(Collection entries)
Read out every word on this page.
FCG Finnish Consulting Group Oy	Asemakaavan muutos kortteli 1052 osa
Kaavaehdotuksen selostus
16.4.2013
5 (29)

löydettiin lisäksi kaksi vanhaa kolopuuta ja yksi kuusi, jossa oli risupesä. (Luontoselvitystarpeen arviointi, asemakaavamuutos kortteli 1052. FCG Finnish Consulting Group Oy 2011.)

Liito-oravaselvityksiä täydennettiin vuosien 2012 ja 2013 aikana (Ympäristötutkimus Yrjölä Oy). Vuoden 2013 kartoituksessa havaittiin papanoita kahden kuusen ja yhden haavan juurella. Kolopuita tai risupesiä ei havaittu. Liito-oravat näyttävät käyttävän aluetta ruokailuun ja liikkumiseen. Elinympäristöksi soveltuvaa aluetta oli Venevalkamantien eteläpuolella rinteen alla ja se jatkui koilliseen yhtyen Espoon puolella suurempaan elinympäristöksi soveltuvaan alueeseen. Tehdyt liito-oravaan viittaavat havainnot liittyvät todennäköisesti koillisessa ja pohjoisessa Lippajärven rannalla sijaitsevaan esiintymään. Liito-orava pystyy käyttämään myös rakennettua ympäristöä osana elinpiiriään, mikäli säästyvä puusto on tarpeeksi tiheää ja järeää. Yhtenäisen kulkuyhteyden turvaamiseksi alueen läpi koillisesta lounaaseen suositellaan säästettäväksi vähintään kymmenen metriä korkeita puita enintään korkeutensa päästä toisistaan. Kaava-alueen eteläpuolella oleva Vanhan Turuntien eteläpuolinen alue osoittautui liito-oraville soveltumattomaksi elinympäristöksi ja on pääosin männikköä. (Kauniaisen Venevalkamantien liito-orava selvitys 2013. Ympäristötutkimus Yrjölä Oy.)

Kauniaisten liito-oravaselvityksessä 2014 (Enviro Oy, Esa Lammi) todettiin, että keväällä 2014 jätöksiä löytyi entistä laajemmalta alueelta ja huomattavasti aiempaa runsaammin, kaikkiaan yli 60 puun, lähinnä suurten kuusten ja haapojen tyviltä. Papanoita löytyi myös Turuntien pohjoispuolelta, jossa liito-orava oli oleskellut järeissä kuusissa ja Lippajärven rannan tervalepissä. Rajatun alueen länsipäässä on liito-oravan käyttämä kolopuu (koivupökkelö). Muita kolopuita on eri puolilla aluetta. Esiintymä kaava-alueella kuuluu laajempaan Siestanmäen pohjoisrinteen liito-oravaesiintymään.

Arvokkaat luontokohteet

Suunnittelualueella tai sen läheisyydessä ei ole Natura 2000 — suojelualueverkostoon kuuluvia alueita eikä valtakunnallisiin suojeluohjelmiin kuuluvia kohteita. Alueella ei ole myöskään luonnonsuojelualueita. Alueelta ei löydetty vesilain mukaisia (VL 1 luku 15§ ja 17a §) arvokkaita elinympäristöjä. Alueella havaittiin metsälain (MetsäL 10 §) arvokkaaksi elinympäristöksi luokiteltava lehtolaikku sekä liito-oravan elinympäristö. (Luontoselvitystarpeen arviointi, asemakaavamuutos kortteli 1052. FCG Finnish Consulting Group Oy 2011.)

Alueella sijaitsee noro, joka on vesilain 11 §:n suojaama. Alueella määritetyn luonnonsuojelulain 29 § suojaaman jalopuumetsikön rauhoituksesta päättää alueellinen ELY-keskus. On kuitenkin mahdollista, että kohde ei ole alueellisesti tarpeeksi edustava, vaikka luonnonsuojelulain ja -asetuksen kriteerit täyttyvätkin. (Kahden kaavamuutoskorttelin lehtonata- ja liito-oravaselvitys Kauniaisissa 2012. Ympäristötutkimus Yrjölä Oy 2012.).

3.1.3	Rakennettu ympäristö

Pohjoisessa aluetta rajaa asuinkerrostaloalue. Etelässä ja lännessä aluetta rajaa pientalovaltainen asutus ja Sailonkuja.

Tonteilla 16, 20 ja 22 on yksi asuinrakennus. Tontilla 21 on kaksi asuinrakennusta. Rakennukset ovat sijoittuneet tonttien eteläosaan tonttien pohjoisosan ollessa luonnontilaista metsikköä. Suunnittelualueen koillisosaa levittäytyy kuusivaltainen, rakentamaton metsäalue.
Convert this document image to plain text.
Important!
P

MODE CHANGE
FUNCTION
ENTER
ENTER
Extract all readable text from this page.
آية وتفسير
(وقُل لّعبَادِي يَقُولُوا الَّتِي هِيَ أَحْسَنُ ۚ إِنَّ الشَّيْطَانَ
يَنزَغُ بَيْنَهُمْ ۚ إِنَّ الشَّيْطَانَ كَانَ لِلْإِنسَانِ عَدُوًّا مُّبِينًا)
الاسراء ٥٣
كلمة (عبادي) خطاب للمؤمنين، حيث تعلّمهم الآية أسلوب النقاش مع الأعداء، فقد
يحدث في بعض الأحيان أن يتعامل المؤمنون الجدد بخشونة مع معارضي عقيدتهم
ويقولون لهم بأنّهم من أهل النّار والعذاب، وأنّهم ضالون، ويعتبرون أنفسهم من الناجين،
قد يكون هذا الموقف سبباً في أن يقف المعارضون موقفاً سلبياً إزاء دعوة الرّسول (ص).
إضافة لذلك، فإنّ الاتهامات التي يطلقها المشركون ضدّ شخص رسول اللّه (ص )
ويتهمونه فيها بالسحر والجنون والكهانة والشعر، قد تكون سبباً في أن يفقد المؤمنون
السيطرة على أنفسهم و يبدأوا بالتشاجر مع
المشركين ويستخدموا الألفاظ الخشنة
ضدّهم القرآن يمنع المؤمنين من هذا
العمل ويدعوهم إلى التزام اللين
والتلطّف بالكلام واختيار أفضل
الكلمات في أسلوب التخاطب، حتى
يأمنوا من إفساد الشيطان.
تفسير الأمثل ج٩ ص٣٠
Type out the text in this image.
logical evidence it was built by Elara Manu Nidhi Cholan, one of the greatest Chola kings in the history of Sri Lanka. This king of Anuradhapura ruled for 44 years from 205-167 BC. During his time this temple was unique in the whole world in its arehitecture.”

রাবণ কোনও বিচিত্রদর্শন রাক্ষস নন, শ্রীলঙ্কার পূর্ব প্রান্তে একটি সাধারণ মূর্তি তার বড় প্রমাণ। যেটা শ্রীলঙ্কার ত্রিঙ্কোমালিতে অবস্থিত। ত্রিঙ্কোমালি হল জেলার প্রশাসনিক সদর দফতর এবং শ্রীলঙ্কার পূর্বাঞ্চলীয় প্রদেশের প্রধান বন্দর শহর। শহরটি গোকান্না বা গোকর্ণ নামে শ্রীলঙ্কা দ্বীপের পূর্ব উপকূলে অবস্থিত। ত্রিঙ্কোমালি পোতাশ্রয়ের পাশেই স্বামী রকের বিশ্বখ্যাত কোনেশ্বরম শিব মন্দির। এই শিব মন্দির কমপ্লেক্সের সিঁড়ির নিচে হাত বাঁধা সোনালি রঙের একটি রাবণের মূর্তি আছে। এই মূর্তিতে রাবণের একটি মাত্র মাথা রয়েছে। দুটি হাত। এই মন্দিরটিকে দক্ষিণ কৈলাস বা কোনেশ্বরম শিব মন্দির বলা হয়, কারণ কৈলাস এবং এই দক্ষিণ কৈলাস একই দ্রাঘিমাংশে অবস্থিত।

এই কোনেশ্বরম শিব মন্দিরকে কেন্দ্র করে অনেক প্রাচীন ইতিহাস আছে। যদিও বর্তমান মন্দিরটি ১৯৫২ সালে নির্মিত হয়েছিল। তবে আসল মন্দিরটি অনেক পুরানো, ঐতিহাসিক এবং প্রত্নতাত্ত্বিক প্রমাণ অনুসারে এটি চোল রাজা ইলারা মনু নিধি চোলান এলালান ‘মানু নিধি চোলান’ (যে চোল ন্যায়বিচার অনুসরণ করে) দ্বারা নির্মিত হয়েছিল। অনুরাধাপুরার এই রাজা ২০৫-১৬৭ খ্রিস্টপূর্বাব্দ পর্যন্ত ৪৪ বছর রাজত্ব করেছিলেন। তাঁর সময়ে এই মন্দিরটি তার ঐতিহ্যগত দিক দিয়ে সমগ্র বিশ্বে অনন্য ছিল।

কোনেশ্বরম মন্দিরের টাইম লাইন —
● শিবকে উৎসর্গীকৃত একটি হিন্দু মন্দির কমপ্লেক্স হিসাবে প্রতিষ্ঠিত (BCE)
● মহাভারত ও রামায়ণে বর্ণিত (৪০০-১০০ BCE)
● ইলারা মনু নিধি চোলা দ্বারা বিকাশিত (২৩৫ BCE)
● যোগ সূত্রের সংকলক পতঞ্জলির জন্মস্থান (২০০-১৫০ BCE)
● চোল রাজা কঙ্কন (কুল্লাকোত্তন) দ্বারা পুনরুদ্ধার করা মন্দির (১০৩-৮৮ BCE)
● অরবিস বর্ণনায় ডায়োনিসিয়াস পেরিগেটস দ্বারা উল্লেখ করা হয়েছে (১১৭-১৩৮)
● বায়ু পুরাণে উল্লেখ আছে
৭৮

- Set exercise
Look for "from" and pull out every line that has it.

- Result for this exercise
Extract all readable text from this page.
logical evidence it was built by Elara Manu Nidhi Cholan, one of the greatest Chola kings in the history of Sri Lanka. This king of Anuradhapura ruled for 44 years from 205-167 BC. During his time this temple was unique in the whole world in its arehitecture.”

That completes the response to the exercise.